GOAL OF THE EXERCISE -
Return every record below exactly as written, omitting any pictures.

MATERIAL TO PROCESS -
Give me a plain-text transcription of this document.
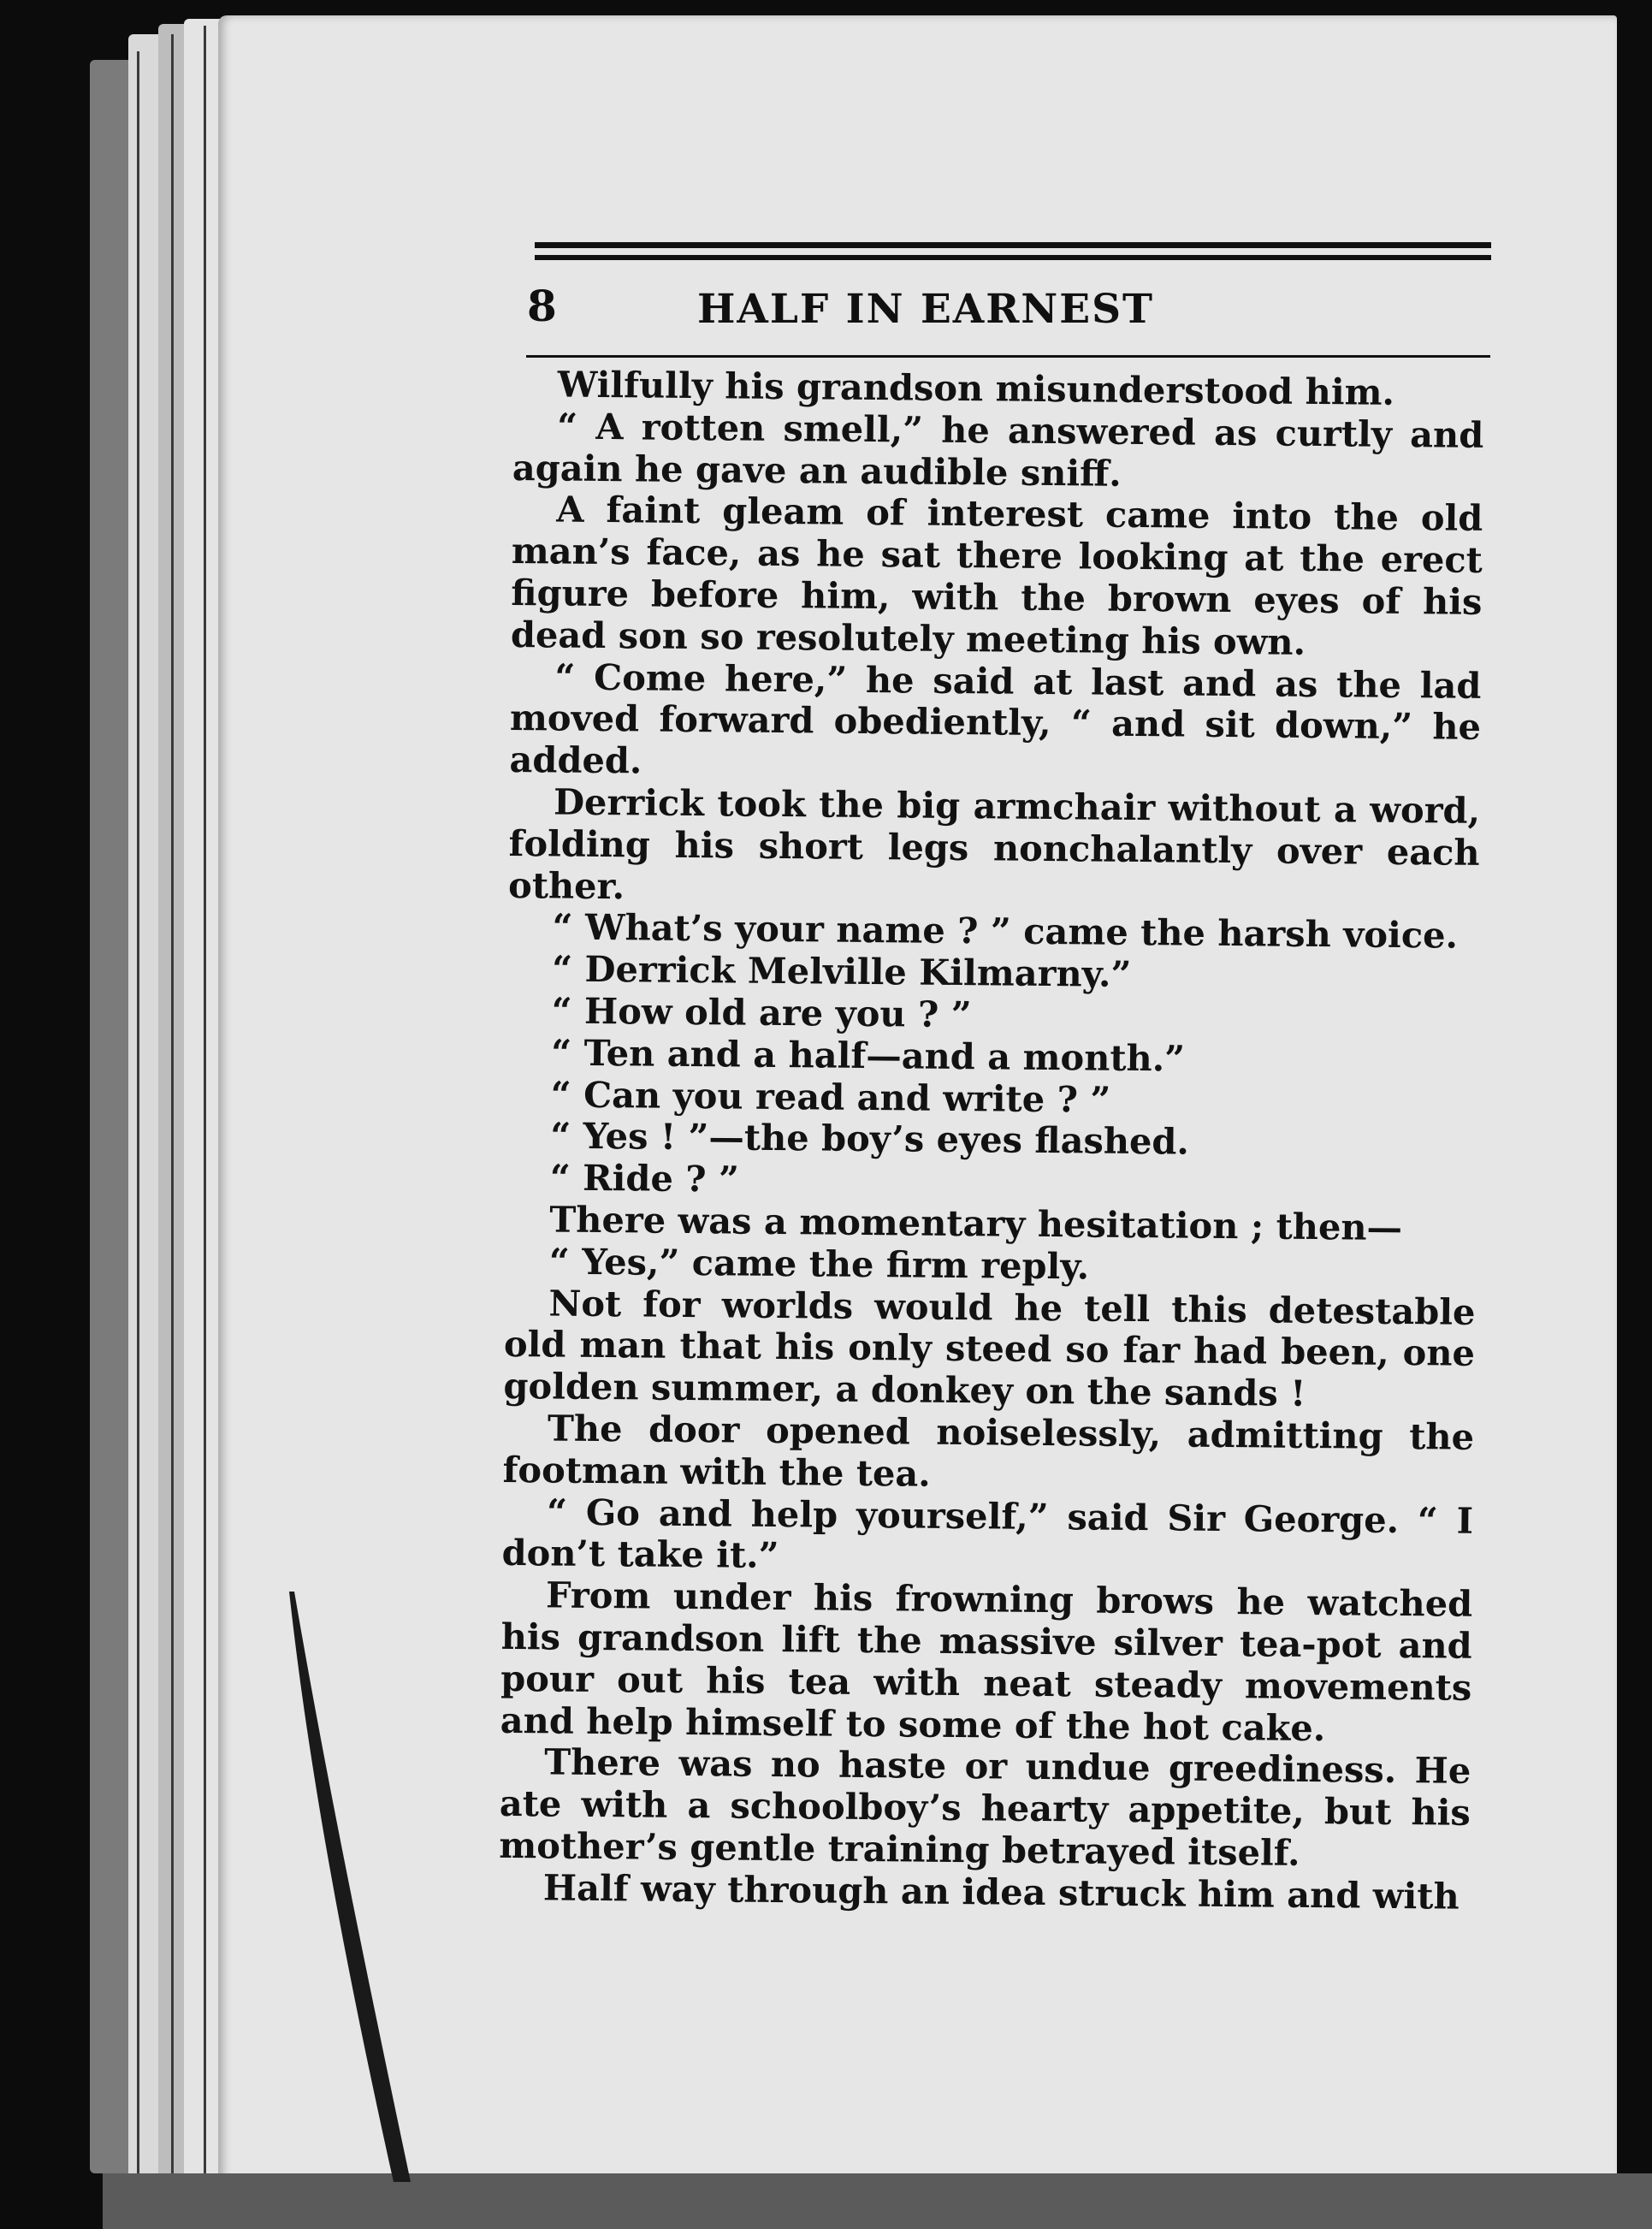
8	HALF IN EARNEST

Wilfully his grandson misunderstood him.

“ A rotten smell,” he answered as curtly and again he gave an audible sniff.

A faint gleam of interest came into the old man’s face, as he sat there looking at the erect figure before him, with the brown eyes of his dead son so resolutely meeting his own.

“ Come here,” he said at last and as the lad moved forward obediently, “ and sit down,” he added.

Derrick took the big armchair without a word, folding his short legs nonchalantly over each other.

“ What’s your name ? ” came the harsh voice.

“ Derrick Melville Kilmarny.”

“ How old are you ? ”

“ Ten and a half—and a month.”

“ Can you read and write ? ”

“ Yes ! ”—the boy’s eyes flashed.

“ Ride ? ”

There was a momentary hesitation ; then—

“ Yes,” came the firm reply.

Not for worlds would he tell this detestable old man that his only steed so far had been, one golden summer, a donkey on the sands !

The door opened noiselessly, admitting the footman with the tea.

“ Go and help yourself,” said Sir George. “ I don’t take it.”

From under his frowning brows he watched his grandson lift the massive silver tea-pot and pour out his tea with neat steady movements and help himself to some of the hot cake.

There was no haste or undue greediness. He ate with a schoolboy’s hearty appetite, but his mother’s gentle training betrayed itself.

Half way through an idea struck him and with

RESPONSE TO THIS EXERCISE -
Give me a plain-text transcription of this document.
8	HALF IN EARNEST

Wilfully his grandson misunderstood him.

“ A rotten smell,” he answered as curtly and again he gave an audible sniff.

A faint gleam of interest came into the old man’s face, as he sat there looking at the erect figure before him, with the brown eyes of his dead son so resolutely meeting his own.

“ Come here,” he said at last and as the lad moved forward obediently, “ and sit down,” he added.

Derrick took the big armchair without a word, folding his short legs nonchalantly over each other.

“ What’s your name ? ” came the harsh voice.

“ Derrick Melville Kilmarny.”

“ How old are you ? ”

“ Ten and a half—and a month.”

“ Can you read and write ? ”

“ Yes ! ”—the boy’s eyes flashed.

“ Ride ? ”

There was a momentary hesitation ; then—

“ Yes,” came the firm reply.

Not for worlds would he tell this detestable old man that his only steed so far had been, one golden summer, a donkey on the sands !

The door opened noiselessly, admitting the footman with the tea.

“ Go and help yourself,” said Sir George. “ I don’t take it.”

From under his frowning brows he watched his grandson lift the massive silver tea-pot and pour out his tea with neat steady movements and help himself to some of the hot cake.

There was no haste or undue greediness. He ate with a schoolboy’s hearty appetite, but his mother’s gentle training betrayed itself.

Half way through an idea struck him and with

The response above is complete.